## Supplied data
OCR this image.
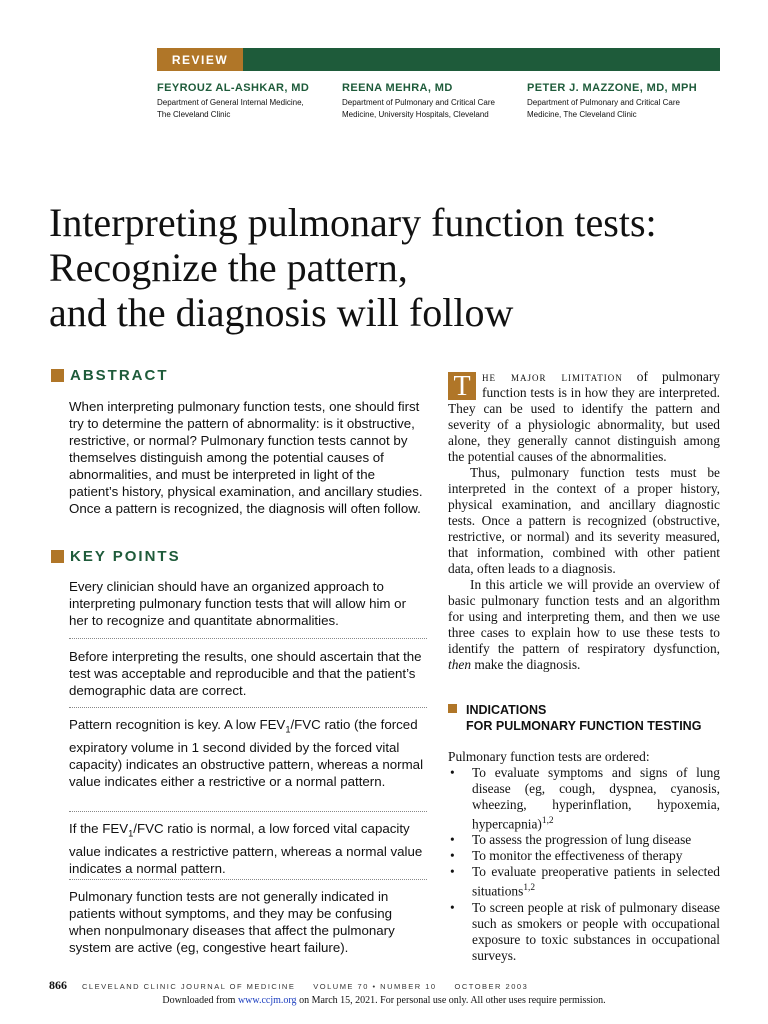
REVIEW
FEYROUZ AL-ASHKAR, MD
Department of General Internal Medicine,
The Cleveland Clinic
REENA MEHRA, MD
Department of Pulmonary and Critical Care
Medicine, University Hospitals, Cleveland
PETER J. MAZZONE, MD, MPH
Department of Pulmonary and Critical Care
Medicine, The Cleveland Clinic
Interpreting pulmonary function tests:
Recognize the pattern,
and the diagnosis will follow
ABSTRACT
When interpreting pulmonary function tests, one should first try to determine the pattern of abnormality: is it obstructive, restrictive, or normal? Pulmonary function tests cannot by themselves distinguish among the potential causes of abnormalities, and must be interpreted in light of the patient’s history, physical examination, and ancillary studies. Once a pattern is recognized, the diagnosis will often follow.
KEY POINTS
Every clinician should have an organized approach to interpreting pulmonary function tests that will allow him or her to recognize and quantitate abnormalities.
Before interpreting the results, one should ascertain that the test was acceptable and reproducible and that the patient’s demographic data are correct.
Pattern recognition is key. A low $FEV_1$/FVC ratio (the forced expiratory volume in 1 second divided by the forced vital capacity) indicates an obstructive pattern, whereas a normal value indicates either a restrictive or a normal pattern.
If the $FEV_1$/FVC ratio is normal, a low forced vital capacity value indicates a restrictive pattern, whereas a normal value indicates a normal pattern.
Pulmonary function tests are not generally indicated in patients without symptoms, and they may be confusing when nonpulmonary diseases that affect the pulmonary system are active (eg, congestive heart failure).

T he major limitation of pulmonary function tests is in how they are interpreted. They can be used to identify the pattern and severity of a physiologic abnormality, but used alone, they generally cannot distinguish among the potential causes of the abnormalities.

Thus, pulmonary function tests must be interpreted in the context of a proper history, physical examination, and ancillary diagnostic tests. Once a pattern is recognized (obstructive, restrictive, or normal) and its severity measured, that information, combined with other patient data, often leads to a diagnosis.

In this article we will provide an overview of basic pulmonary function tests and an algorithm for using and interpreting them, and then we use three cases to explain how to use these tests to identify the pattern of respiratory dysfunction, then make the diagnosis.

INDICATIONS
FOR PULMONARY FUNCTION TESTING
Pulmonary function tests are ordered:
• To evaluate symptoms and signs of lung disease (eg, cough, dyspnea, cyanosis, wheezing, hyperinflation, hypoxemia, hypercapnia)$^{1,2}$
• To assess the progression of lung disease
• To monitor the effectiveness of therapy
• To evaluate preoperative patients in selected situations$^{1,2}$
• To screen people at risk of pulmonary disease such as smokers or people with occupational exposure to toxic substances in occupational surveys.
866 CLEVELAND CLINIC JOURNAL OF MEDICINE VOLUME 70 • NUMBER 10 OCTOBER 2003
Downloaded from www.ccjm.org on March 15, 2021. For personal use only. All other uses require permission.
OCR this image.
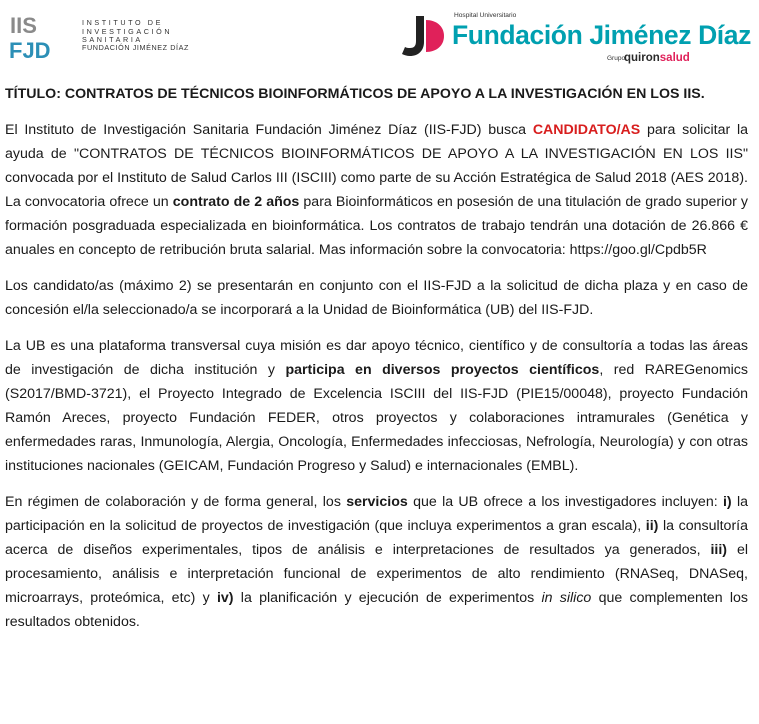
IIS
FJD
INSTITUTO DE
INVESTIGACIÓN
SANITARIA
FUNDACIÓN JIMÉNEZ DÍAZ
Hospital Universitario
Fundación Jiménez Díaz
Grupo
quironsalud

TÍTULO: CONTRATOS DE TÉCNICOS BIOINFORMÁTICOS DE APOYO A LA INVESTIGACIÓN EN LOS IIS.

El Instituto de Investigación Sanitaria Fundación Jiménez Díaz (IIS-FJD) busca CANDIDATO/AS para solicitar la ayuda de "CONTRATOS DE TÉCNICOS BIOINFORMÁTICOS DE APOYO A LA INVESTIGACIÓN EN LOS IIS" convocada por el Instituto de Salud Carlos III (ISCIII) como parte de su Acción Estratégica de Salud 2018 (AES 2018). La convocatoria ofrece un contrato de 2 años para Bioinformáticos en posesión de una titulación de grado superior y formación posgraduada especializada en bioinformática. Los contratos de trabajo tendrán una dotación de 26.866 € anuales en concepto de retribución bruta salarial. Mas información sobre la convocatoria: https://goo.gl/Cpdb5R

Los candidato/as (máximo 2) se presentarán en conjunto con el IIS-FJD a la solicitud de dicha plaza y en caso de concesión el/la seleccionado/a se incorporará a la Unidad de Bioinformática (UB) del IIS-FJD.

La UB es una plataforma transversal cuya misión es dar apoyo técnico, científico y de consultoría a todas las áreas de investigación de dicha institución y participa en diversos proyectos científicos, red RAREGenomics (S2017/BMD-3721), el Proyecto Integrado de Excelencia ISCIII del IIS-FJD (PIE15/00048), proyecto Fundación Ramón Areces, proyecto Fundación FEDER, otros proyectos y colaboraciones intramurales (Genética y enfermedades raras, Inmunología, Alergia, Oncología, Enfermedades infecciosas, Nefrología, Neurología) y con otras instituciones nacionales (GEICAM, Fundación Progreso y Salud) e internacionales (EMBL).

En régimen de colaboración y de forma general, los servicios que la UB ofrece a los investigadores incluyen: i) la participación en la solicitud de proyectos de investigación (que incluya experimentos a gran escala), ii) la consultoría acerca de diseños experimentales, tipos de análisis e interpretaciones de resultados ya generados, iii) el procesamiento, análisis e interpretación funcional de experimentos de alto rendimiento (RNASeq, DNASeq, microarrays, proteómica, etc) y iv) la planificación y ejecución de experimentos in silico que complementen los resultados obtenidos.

## Exercise requirements
Leave the pictures aside and output each entry exactly as it stands.

## Task result
OCR this image.
REVIEW
FEYROUZ AL-ASHKAR, MD
Department of General Internal Medicine,
The Cleveland Clinic
REENA MEHRA, MD
Department of Pulmonary and Critical Care
Medicine, University Hospitals, Cleveland
PETER J. MAZZONE, MD, MPH
Department of Pulmonary and Critical Care
Medicine, The Cleveland Clinic
Interpreting pulmonary function tests:
Recognize the pattern,
and the diagnosis will follow
ABSTRACT
When interpreting pulmonary function tests, one should first try to determine the pattern of abnormality: is it obstructive, restrictive, or normal? Pulmonary function tests cannot by themselves distinguish among the potential causes of abnormalities, and must be interpreted in light of the patient’s history, physical examination, and ancillary studies. Once a pattern is recognized, the diagnosis will often follow.
KEY POINTS
Every clinician should have an organized approach to interpreting pulmonary function tests that will allow him or her to recognize and quantitate abnormalities.
Before interpreting the results, one should ascertain that the test was acceptable and reproducible and that the patient’s demographic data are correct.
Pattern recognition is key. A low $FEV_1$/FVC ratio (the forced expiratory volume in 1 second divided by the forced vital capacity) indicates an obstructive pattern, whereas a normal value indicates either a restrictive or a normal pattern.
If the $FEV_1$/FVC ratio is normal, a low forced vital capacity value indicates a restrictive pattern, whereas a normal value indicates a normal pattern.
Pulmonary function tests are not generally indicated in patients without symptoms, and they may be confusing when nonpulmonary diseases that affect the pulmonary system are active (eg, congestive heart failure).

T he major limitation of pulmonary function tests is in how they are interpreted. They can be used to identify the pattern and severity of a physiologic abnormality, but used alone, they generally cannot distinguish among the potential causes of the abnormalities.

Thus, pulmonary function tests must be interpreted in the context of a proper history, physical examination, and ancillary diagnostic tests. Once a pattern is recognized (obstructive, restrictive, or normal) and its severity measured, that information, combined with other patient data, often leads to a diagnosis.

In this article we will provide an overview of basic pulmonary function tests and an algorithm for using and interpreting them, and then we use three cases to explain how to use these tests to identify the pattern of respiratory dysfunction, then make the diagnosis.

INDICATIONS
FOR PULMONARY FUNCTION TESTING
Pulmonary function tests are ordered:
• To evaluate symptoms and signs of lung disease (eg, cough, dyspnea, cyanosis, wheezing, hyperinflation, hypoxemia, hypercapnia)$^{1,2}$
• To assess the progression of lung disease
• To monitor the effectiveness of therapy
• To evaluate preoperative patients in selected situations$^{1,2}$
• To screen people at risk of pulmonary disease such as smokers or people with occupational exposure to toxic substances in occupational surveys.
866 CLEVELAND CLINIC JOURNAL OF MEDICINE VOLUME 70 • NUMBER 10 OCTOBER 2003
Downloaded from www.ccjm.org on March 15, 2021. For personal use only. All other uses require permission.
OCR this image.
IIS
FJD
INSTITUTO DE
INVESTIGACIÓN
SANITARIA
FUNDACIÓN JIMÉNEZ DÍAZ
Hospital Universitario
Fundación Jiménez Díaz
Grupo
quironsalud

TÍTULO: CONTRATOS DE TÉCNICOS BIOINFORMÁTICOS DE APOYO A LA INVESTIGACIÓN EN LOS IIS.

El Instituto de Investigación Sanitaria Fundación Jiménez Díaz (IIS-FJD) busca CANDIDATO/AS para solicitar la ayuda de "CONTRATOS DE TÉCNICOS BIOINFORMÁTICOS DE APOYO A LA INVESTIGACIÓN EN LOS IIS" convocada por el Instituto de Salud Carlos III (ISCIII) como parte de su Acción Estratégica de Salud 2018 (AES 2018). La convocatoria ofrece un contrato de 2 años para Bioinformáticos en posesión de una titulación de grado superior y formación posgraduada especializada en bioinformática. Los contratos de trabajo tendrán una dotación de 26.866 € anuales en concepto de retribución bruta salarial. Mas información sobre la convocatoria: https://goo.gl/Cpdb5R

Los candidato/as (máximo 2) se presentarán en conjunto con el IIS-FJD a la solicitud de dicha plaza y en caso de concesión el/la seleccionado/a se incorporará a la Unidad de Bioinformática (UB) del IIS-FJD.

La UB es una plataforma transversal cuya misión es dar apoyo técnico, científico y de consultoría a todas las áreas de investigación de dicha institución y participa en diversos proyectos científicos, red RAREGenomics (S2017/BMD-3721), el Proyecto Integrado de Excelencia ISCIII del IIS-FJD (PIE15/00048), proyecto Fundación Ramón Areces, proyecto Fundación FEDER, otros proyectos y colaboraciones intramurales (Genética y enfermedades raras, Inmunología, Alergia, Oncología, Enfermedades infecciosas, Nefrología, Neurología) y con otras instituciones nacionales (GEICAM, Fundación Progreso y Salud) e internacionales (EMBL).

En régimen de colaboración y de forma general, los servicios que la UB ofrece a los investigadores incluyen: i) la participación en la solicitud de proyectos de investigación (que incluya experimentos a gran escala), ii) la consultoría acerca de diseños experimentales, tipos de análisis e interpretaciones de resultados ya generados, iii) el procesamiento, análisis e interpretación funcional de experimentos de alto rendimiento (RNASeq, DNASeq, microarrays, proteómica, etc) y iv) la planificación y ejecución de experimentos in silico que complementen los resultados obtenidos.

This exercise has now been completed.